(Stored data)
----------------------------------------

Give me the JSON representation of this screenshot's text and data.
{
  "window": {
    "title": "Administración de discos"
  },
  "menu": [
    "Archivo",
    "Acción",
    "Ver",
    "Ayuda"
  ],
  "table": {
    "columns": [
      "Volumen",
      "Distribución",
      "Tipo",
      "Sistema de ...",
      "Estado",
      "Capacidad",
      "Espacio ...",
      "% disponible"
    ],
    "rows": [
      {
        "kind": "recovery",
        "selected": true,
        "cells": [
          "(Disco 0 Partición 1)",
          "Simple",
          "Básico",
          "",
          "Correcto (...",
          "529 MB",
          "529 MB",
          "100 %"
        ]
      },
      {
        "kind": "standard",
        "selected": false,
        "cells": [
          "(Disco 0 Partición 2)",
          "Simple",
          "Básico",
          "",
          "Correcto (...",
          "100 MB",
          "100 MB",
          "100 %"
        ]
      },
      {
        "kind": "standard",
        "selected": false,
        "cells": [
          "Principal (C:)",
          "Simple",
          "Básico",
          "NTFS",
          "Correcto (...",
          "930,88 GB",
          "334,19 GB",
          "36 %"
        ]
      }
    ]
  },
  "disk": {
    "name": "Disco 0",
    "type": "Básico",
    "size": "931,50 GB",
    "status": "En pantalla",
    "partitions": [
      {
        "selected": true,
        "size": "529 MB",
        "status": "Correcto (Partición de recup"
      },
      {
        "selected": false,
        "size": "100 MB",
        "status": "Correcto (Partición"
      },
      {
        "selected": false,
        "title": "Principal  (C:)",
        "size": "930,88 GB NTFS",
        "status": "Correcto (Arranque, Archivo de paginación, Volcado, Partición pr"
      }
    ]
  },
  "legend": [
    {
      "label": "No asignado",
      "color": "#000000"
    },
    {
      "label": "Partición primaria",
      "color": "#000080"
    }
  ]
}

----------------------------------------

== Task objective ==
Look through the material above. Copy each line where the word "Partición" appears.

== Response to this exercise ==
          "(Disco 0 Partición 1)",
          "(Disco 0 Partición 2)",
        "status": "Correcto (Partición de recup"
        "status": "Correcto (Partición"
        "status": "Correcto (Arranque, Archivo de paginación, Volcado, Partición pr"
      "label": "Partición primaria",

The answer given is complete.